* Goal
Please retype the data in full and exactly; the pictures are not part of the copy.

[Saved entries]

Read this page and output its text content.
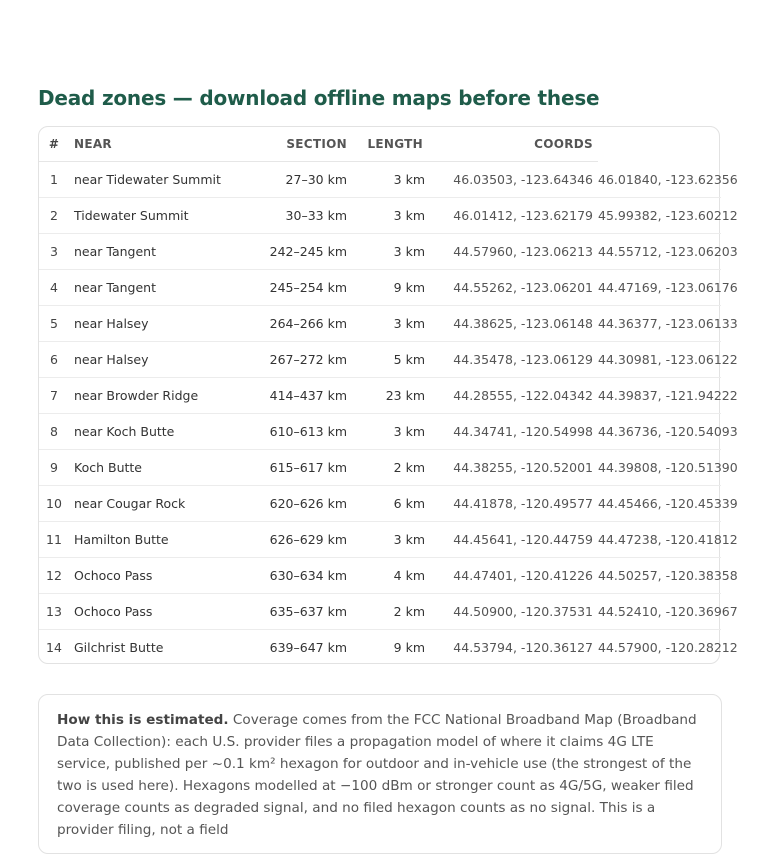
Dead zones — download offline maps before these
#	NEAR	SECTION	LENGTH	COORDS	
1	near Tidewater Summit	27–30 km	3 km	46.03503, -123.64346	46.01840, -123.62356
2	Tidewater Summit	30–33 km	3 km	46.01412, -123.62179	45.99382, -123.60212
3	near Tangent	242–245 km	3 km	44.57960, -123.06213	44.55712, -123.06203
4	near Tangent	245–254 km	9 km	44.55262, -123.06201	44.47169, -123.06176
5	near Halsey	264–266 km	3 km	44.38625, -123.06148	44.36377, -123.06133
6	near Halsey	267–272 km	5 km	44.35478, -123.06129	44.30981, -123.06122
7	near Browder Ridge	414–437 km	23 km	44.28555, -122.04342	44.39837, -121.94222
8	near Koch Butte	610–613 km	3 km	44.34741, -120.54998	44.36736, -120.54093
9	Koch Butte	615–617 km	2 km	44.38255, -120.52001	44.39808, -120.51390
10	near Cougar Rock	620–626 km	6 km	44.41878, -120.49577	44.45466, -120.45339
11	Hamilton Butte	626–629 km	3 km	44.45641, -120.44759	44.47238, -120.41812
12	Ochoco Pass	630–634 km	4 km	44.47401, -120.41226	44.50257, -120.38358
13	Ochoco Pass	635–637 km	2 km	44.50900, -120.37531	44.52410, -120.36967
14	Gilchrist Butte	639–647 km	9 km	44.53794, -120.36127	44.57900, -120.28212

How this is estimated. Coverage comes from the FCC National Broadband Map (Broadband Data Collection): each U.S. provider files a propagation model of where it claims 4G LTE service, published per ~0.1 km² hexagon for outdoor and in-vehicle use (the strongest of the two is used here). Hexagons modelled at −100 dBm or stronger count as 4G/5G, weaker filed coverage counts as degraded signal, and no filed hexagon counts as no signal. This is a provider filing, not a field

* Written reply
Read this page and output its text content.
Dead zones — download offline maps before these
#	NEAR	SECTION	LENGTH	COORDS	
1	near Tidewater Summit	27–30 km	3 km	46.03503, -123.64346	46.01840, -123.62356
2	Tidewater Summit	30–33 km	3 km	46.01412, -123.62179	45.99382, -123.60212
3	near Tangent	242–245 km	3 km	44.57960, -123.06213	44.55712, -123.06203
4	near Tangent	245–254 km	9 km	44.55262, -123.06201	44.47169, -123.06176
5	near Halsey	264–266 km	3 km	44.38625, -123.06148	44.36377, -123.06133
6	near Halsey	267–272 km	5 km	44.35478, -123.06129	44.30981, -123.06122
7	near Browder Ridge	414–437 km	23 km	44.28555, -122.04342	44.39837, -121.94222
8	near Koch Butte	610–613 km	3 km	44.34741, -120.54998	44.36736, -120.54093
9	Koch Butte	615–617 km	2 km	44.38255, -120.52001	44.39808, -120.51390
10	near Cougar Rock	620–626 km	6 km	44.41878, -120.49577	44.45466, -120.45339
11	Hamilton Butte	626–629 km	3 km	44.45641, -120.44759	44.47238, -120.41812
12	Ochoco Pass	630–634 km	4 km	44.47401, -120.41226	44.50257, -120.38358
13	Ochoco Pass	635–637 km	2 km	44.50900, -120.37531	44.52410, -120.36967
14	Gilchrist Butte	639–647 km	9 km	44.53794, -120.36127	44.57900, -120.28212

How this is estimated. Coverage comes from the FCC National Broadband Map (Broadband Data Collection): each U.S. provider files a propagation model of where it claims 4G LTE service, published per ~0.1 km² hexagon for outdoor and in-vehicle use (the strongest of the two is used here). Hexagons modelled at −100 dBm or stronger count as 4G/5G, weaker filed coverage counts as degraded signal, and no filed hexagon counts as no signal. This is a provider filing, not a field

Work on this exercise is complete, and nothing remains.